Give back the full material, exactly as it reads.

*** Data for the task ***

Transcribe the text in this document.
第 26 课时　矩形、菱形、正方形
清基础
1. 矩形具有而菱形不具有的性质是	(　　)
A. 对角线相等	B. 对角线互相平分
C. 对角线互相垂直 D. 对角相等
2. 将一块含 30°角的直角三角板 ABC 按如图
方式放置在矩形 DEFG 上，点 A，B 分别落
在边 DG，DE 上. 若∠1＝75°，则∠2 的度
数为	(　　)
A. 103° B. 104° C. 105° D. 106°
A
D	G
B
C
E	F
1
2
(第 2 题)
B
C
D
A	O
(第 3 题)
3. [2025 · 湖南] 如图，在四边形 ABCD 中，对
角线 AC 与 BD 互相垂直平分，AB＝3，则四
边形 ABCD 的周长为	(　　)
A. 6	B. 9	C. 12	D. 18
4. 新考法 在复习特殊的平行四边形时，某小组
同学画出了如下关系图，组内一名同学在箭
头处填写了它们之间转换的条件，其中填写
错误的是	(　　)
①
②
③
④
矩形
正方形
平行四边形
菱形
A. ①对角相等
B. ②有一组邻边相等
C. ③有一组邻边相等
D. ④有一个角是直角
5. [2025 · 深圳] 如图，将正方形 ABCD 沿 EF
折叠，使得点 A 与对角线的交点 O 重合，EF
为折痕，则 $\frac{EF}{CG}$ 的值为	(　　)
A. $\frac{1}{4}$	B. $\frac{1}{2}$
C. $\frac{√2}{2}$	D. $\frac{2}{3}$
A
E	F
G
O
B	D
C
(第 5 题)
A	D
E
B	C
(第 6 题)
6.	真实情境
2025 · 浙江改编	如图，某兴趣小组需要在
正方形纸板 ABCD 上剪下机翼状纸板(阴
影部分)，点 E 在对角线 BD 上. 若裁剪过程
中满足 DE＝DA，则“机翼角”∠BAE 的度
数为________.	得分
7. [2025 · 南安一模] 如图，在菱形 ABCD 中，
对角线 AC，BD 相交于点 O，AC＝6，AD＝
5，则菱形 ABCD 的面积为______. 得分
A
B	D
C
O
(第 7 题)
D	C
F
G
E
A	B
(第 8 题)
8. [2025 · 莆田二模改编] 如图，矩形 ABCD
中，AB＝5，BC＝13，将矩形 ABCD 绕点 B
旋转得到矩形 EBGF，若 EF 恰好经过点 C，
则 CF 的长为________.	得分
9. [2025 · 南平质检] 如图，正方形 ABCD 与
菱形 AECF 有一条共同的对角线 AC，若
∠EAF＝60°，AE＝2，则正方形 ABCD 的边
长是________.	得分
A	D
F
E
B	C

***

_Result_
Transcribe the text in this document.
第 26 课时　矩形、菱形、正方形
清基础
1. 矩形具有而菱形不具有的性质是	(　　)
A. 对角线相等	B. 对角线互相平分
C. 对角线互相垂直 D. 对角相等
2. 将一块含 30°角的直角三角板 ABC 按如图
方式放置在矩形 DEFG 上，点 A，B 分别落
在边 DG，DE 上. 若∠1＝75°，则∠2 的度
数为	(　　)
A. 103° B. 104° C. 105° D. 106°
A
D	G
B
C
E	F
1
2
(第 2 题)
B
C
D
A	O
(第 3 题)
3. [2025 · 湖南] 如图，在四边形 ABCD 中，对
角线 AC 与 BD 互相垂直平分，AB＝3，则四
边形 ABCD 的周长为	(　　)
A. 6	B. 9	C. 12	D. 18
4. 新考法 在复习特殊的平行四边形时，某小组
同学画出了如下关系图，组内一名同学在箭
头处填写了它们之间转换的条件，其中填写
错误的是	(　　)
①
②
③
④
矩形
正方形
平行四边形
菱形
A. ①对角相等
B. ②有一组邻边相等
C. ③有一组邻边相等
D. ④有一个角是直角
5. [2025 · 深圳] 如图，将正方形 ABCD 沿 EF
折叠，使得点 A 与对角线的交点 O 重合，EF
为折痕，则 $\frac{EF}{CG}$ 的值为	(　　)
A. $\frac{1}{4}$	B. $\frac{1}{2}$
C. $\frac{√2}{2}$	D. $\frac{2}{3}$
A
E	F
G
O
B	D
C
(第 5 题)
A	D
E
B	C
(第 6 题)
6.	真实情境
2025 · 浙江改编	如图，某兴趣小组需要在
正方形纸板 ABCD 上剪下机翼状纸板(阴
影部分)，点 E 在对角线 BD 上. 若裁剪过程
中满足 DE＝DA，则“机翼角”∠BAE 的度
数为________.	得分
7. [2025 · 南安一模] 如图，在菱形 ABCD 中，
对角线 AC，BD 相交于点 O，AC＝6，AD＝
5，则菱形 ABCD 的面积为______. 得分
A
B	D
C
O
(第 7 题)
D	C
F
G
E
A	B
(第 8 题)
8. [2025 · 莆田二模改编] 如图，矩形 ABCD
中，AB＝5，BC＝13，将矩形 ABCD 绕点 B
旋转得到矩形 EBGF，若 EF 恰好经过点 C，
则 CF 的长为________.	得分
9. [2025 · 南平质检] 如图，正方形 ABCD 与
菱形 AECF 有一条共同的对角线 AC，若
∠EAF＝60°，AE＝2，则正方形 ABCD 的边
长是________.	得分
A	D
F
E
B	C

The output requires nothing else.